Collected data

---+---

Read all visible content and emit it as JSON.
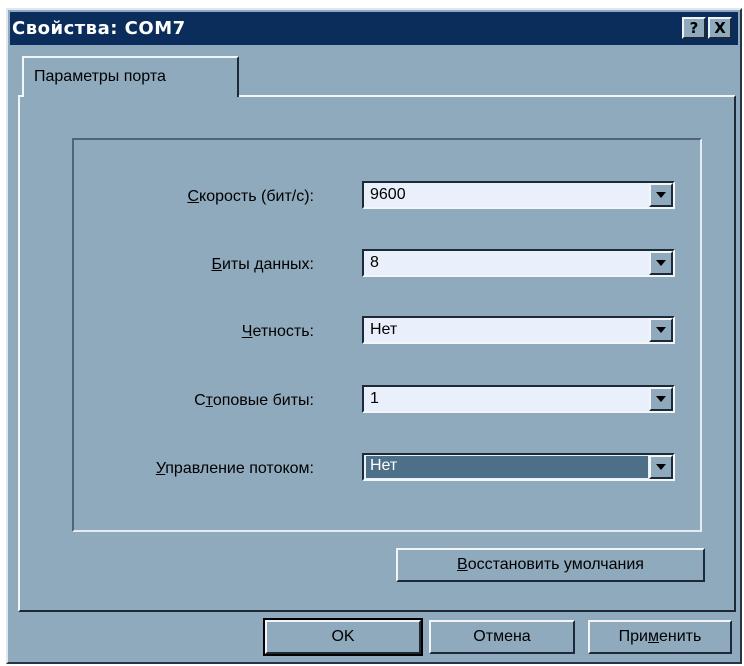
{
  "window": {
    "title": "Свойства: COM7",
    "help_button": "?",
    "close_button": "X"
  },
  "tabs": [
    {
      "label": "Параметры порта",
      "active": true
    }
  ],
  "fields": [
    {
      "label_access": "С",
      "label_rest": "корость (бит/с):",
      "value": "9600"
    },
    {
      "label_access": "Б",
      "label_rest": "иты данных:",
      "value": "8"
    },
    {
      "label_access": "Ч",
      "label_rest": "етность:",
      "value": "Нет"
    },
    {
      "label_pre": "С",
      "label_access": "т",
      "label_rest": "оповые биты:",
      "value": "1"
    },
    {
      "label_access": "У",
      "label_rest": "правление потоком:",
      "value": "Нет",
      "selected": true
    }
  ],
  "restore_button": {
    "access": "В",
    "rest": "осстановить умолчания"
  },
  "buttons": {
    "ok": "OK",
    "cancel": "Отмена",
    "apply_pre": "При",
    "apply_access": "м",
    "apply_rest": "енить"
  },
  "colors": {
    "titlebar": "#0b2d5c",
    "face": "#8fa9bd",
    "field_bg": "#eaf0fb",
    "selection": "#4d6f87"
  }
}
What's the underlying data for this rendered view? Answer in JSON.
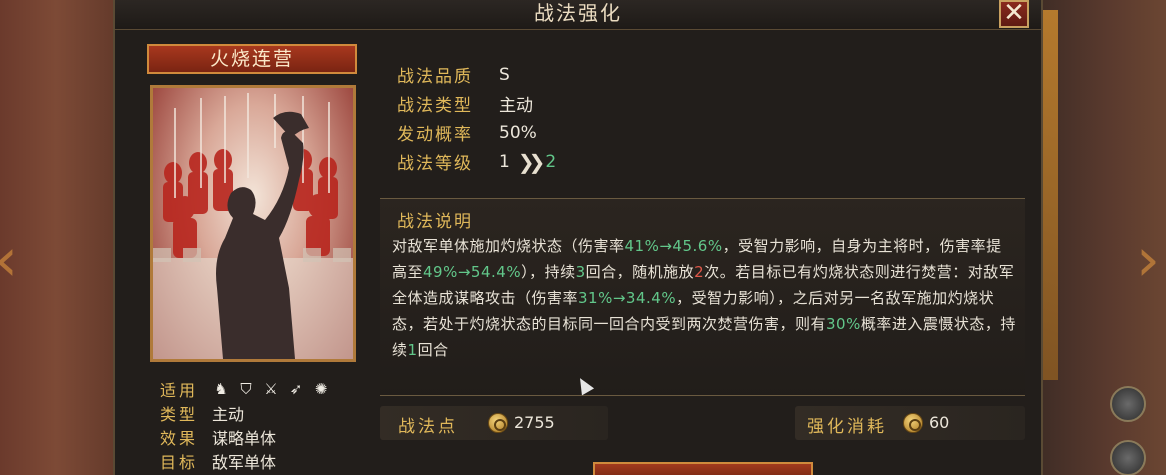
{
  "window": {
    "title": "战法强化",
    "close_icon": "close-icon"
  },
  "skill": {
    "name": "火烧连营",
    "card_art": "silhouette-commander-with-soldiers"
  },
  "card_info": {
    "applicable_label": "适用",
    "applicable_icons": [
      "cavalry-icon",
      "shield-icon",
      "crossed-swords-icon",
      "spear-icon",
      "wheel-icon"
    ],
    "type_label": "类型",
    "type_value": "主动",
    "effect_label": "效果",
    "effect_value": "谋略单体",
    "target_label": "目标",
    "target_value": "敌军单体"
  },
  "attributes": {
    "quality_label": "战法品质",
    "quality_value": "S",
    "type_label": "战法类型",
    "type_value": "主动",
    "rate_label": "发动概率",
    "rate_value": "50%",
    "level_label": "战法等级",
    "level_current": "1",
    "level_next": "2"
  },
  "description": {
    "title": "战法说明",
    "segments": [
      {
        "t": "对敌军单体施加灼烧状态（伤害率",
        "c": ""
      },
      {
        "t": "41%→45.6%",
        "c": "g"
      },
      {
        "t": "，受智力影响，自身为主将时，伤害率提高至",
        "c": ""
      },
      {
        "t": "49%→54.4%",
        "c": "g"
      },
      {
        "t": "），持续",
        "c": ""
      },
      {
        "t": "3",
        "c": "g"
      },
      {
        "t": "回合，随机施放",
        "c": ""
      },
      {
        "t": "2",
        "c": "r"
      },
      {
        "t": "次。若目标已有灼烧状态则进行焚营：对敌军全体造成谋略攻击（伤害率",
        "c": ""
      },
      {
        "t": "31%→34.4%",
        "c": "g"
      },
      {
        "t": "，受智力影响），之后对另一名敌军施加灼烧状态，若处于灼烧状态的目标同一回合内受到两次焚营伤害，则有",
        "c": ""
      },
      {
        "t": "30%",
        "c": "g"
      },
      {
        "t": "概率进入震慑状态，持续",
        "c": ""
      },
      {
        "t": "1",
        "c": "g"
      },
      {
        "t": "回合",
        "c": ""
      }
    ]
  },
  "footer": {
    "points_label": "战法点",
    "points_value": "2755",
    "cost_label": "强化消耗",
    "cost_value": "60"
  },
  "colors": {
    "gold_label": "#e0b85a",
    "green_value": "#62c78a",
    "red_value": "#e0584a",
    "panel_bg": "#221e1b"
  }
}
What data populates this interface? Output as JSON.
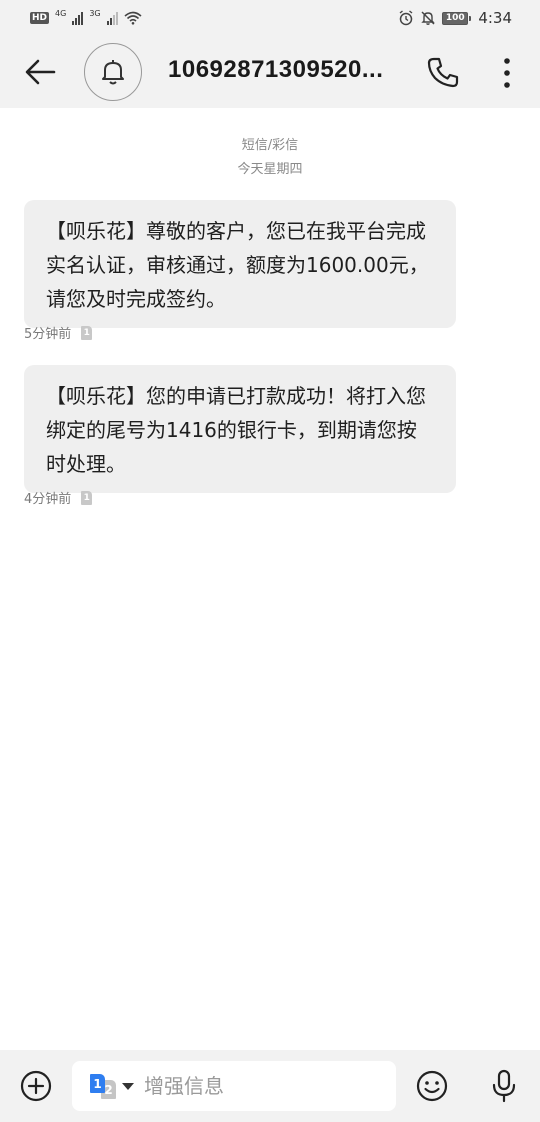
{
  "status_bar": {
    "hd_label": "HD",
    "network_1": "4G",
    "network_2": "3G",
    "battery": "100",
    "time": "4:34"
  },
  "header": {
    "contact_title": "10692871309520..."
  },
  "conversation": {
    "type_label": "短信/彩信",
    "date_label": "今天星期四",
    "messages": [
      {
        "text": "【呗乐花】尊敬的客户，您已在我平台完成实名认证，审核通过，额度为1600.00元，请您及时完成签约。",
        "time": "5分钟前",
        "sim": "1"
      },
      {
        "text": "【呗乐花】您的申请已打款成功！将打入您绑定的尾号为1416的银行卡，到期请您按时处理。",
        "time": "4分钟前",
        "sim": "1"
      }
    ]
  },
  "composer": {
    "placeholder": "增强信息",
    "sim_a": "1",
    "sim_b": "2"
  },
  "icons": {
    "back": "arrow-left-icon",
    "avatar": "bell-icon",
    "call": "phone-icon",
    "more": "more-vertical-icon",
    "add": "plus-circle-icon",
    "emoji": "smiley-icon",
    "mic": "microphone-icon"
  },
  "colors": {
    "bar_background": "#f2f2f2",
    "bubble_background": "#efefef",
    "sim_blue": "#2f7ef0"
  }
}
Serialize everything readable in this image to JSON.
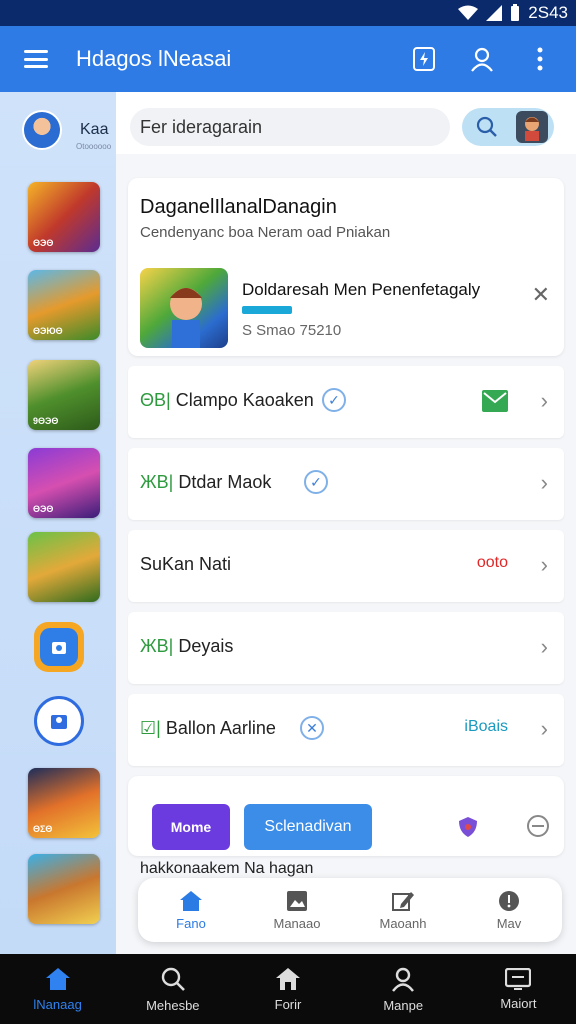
{
  "status": {
    "time": "2S43"
  },
  "appbar": {
    "title": "Hdagos lNeasai"
  },
  "sidebar": {
    "profile_name": "Kaa",
    "profile_sub": "Otoooooo",
    "thumbs": [
      "ΘЭΘ",
      "ΘЭЮΘ",
      "9ΘЭΘ",
      "ΘЭΘ",
      "",
      "ΘΣΘ",
      ""
    ]
  },
  "search": {
    "placeholder": "Fer ideragarain"
  },
  "header": {
    "title": "DaganelIlanalDanagin",
    "subtitle": "Cendenyanc boa Neram oad Pniakan",
    "game_title": "Doldaresah Men Penenfetagaly",
    "game_meta": "S Smao 75210"
  },
  "rows": [
    {
      "prefix": "ΘB|",
      "label": "Clampo Kaoaken",
      "right_kind": "mail"
    },
    {
      "prefix": "ЖB|",
      "label": "Dtdar Maok",
      "right_kind": ""
    },
    {
      "prefix": "",
      "label": "SuKan Nati",
      "right_text": "ooto",
      "right_color": "#e02828"
    },
    {
      "prefix": "ЖB|",
      "label": "Deyais",
      "right_kind": ""
    },
    {
      "prefix": "☑|",
      "label": "Ballon Aarline",
      "right_text": "iBoais",
      "right_color": "#1a9ac0"
    }
  ],
  "actions": {
    "pill_primary": "Mome",
    "pill_secondary": "Sclenadivan"
  },
  "bottom_text": "hakkonaakem Na hagan",
  "subnav": [
    {
      "label": "Fano",
      "icon": "home-icon"
    },
    {
      "label": "Manaao",
      "icon": "image-icon"
    },
    {
      "label": "Maoanh",
      "icon": "edit-icon"
    },
    {
      "label": "Mav",
      "icon": "info-icon"
    }
  ],
  "bottomnav": [
    {
      "label": "lNanaag",
      "icon": "home-icon"
    },
    {
      "label": "Mehesbe",
      "icon": "search-icon"
    },
    {
      "label": "Forir",
      "icon": "house-icon"
    },
    {
      "label": "Manpe",
      "icon": "user-icon"
    },
    {
      "label": "Maiort",
      "icon": "tv-icon"
    }
  ],
  "colors": {
    "appbar": "#2e7be6",
    "accent": "#2b7be4",
    "status": "#0b2a6b"
  }
}
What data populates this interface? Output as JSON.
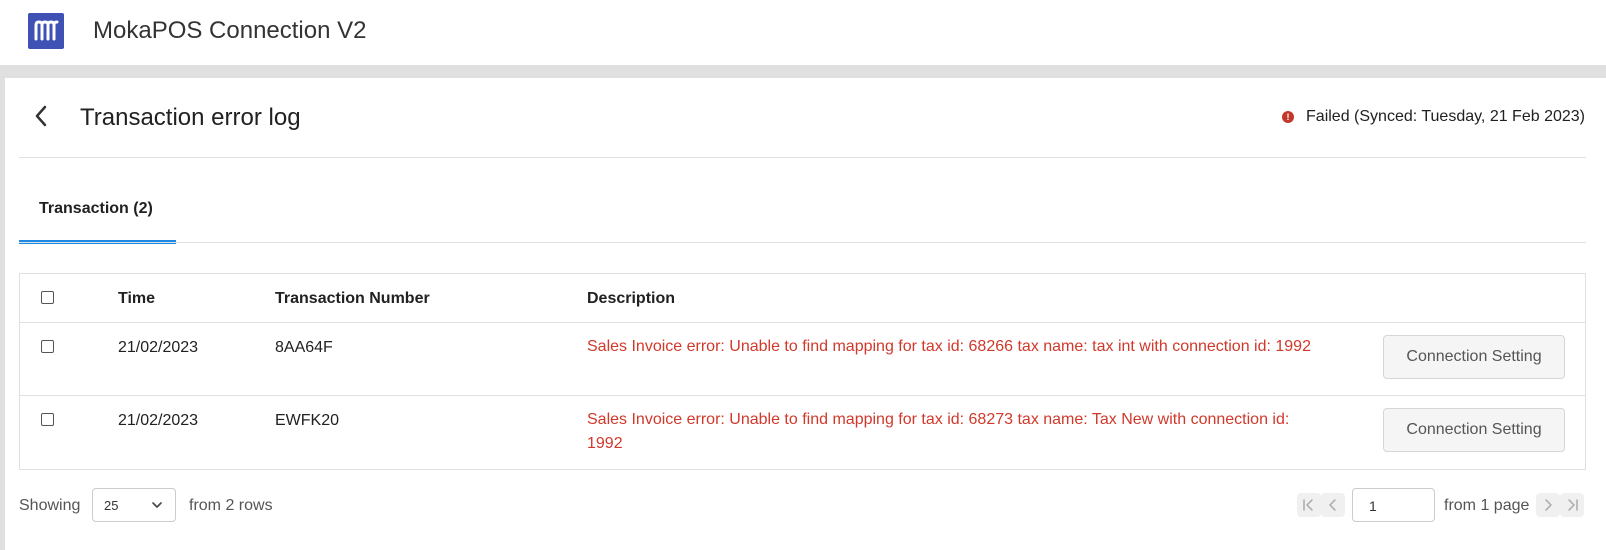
{
  "app": {
    "title": "MokaPOS Connection V2"
  },
  "page": {
    "title": "Transaction error log",
    "status": "Failed (Synced: Tuesday, 21 Feb 2023)"
  },
  "tabs": [
    {
      "label": "Transaction (2)",
      "active": true
    }
  ],
  "table": {
    "headers": {
      "time": "Time",
      "transaction_number": "Transaction Number",
      "description": "Description"
    },
    "rows": [
      {
        "time": "21/02/2023",
        "transaction_number": "8AA64F",
        "description": "Sales Invoice error: Unable to find mapping for tax id: 68266 tax name: tax int with connection id: 1992",
        "action": "Connection Setting"
      },
      {
        "time": "21/02/2023",
        "transaction_number": "EWFK20",
        "description": "Sales Invoice error: Unable to find mapping for tax id: 68273 tax name: Tax New with connection id: 1992",
        "action": "Connection Setting"
      }
    ]
  },
  "footer": {
    "showing_label": "Showing",
    "page_size": "25",
    "rows_label": "from 2 rows",
    "current_page": "1",
    "pages_label": "from 1 page"
  },
  "colors": {
    "brand": "#3f51b5",
    "accent": "#1e88e5",
    "error": "#d0392b"
  },
  "icons": [
    "logo-icon",
    "back-arrow-icon",
    "error-icon",
    "chevron-down-icon",
    "first-page-icon",
    "prev-page-icon",
    "next-page-icon",
    "last-page-icon"
  ]
}
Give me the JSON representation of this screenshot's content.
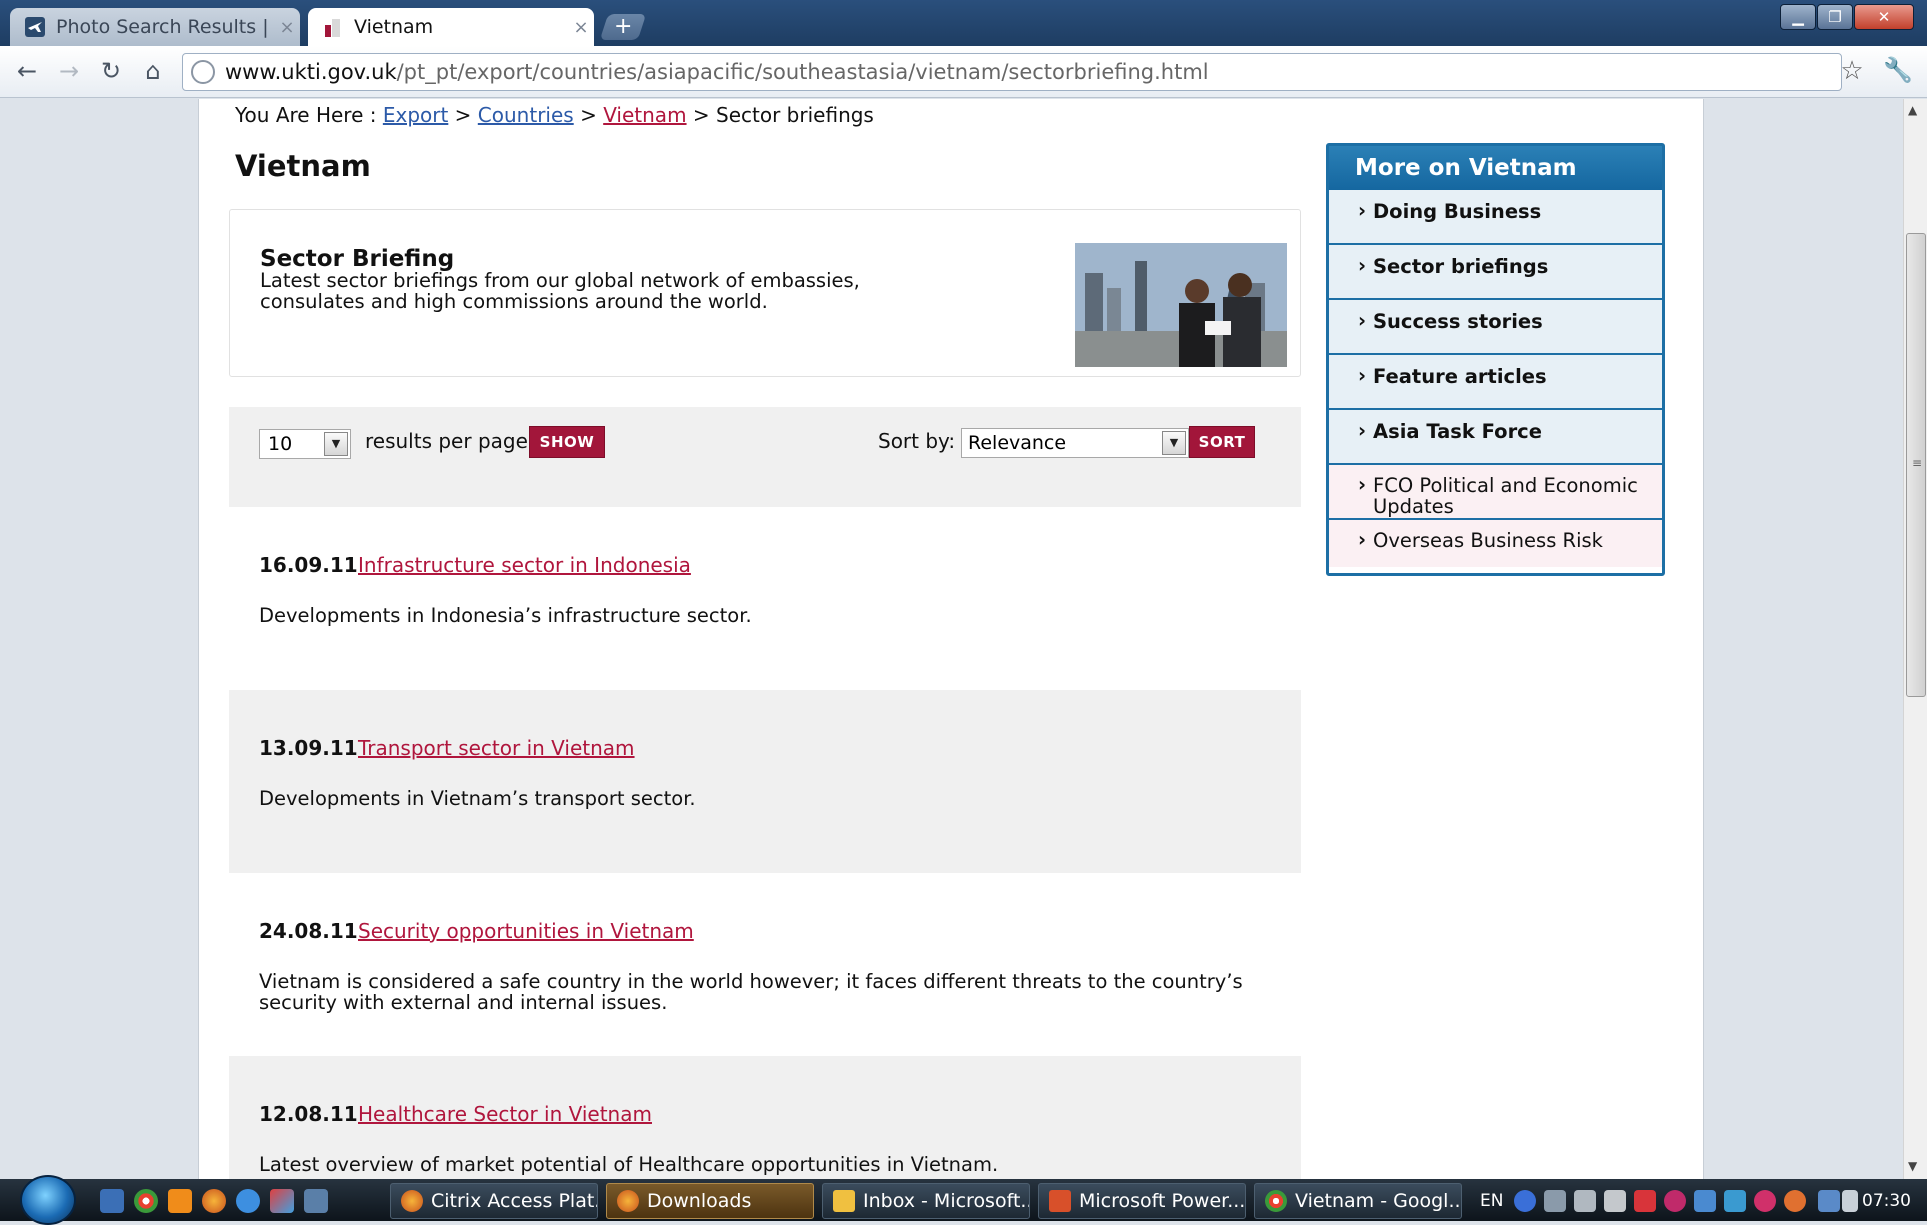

---+---

→ **Given request**: Give the count of lines in the listing that hold the word "arrow", with no other text.

→ **Written answer**: 2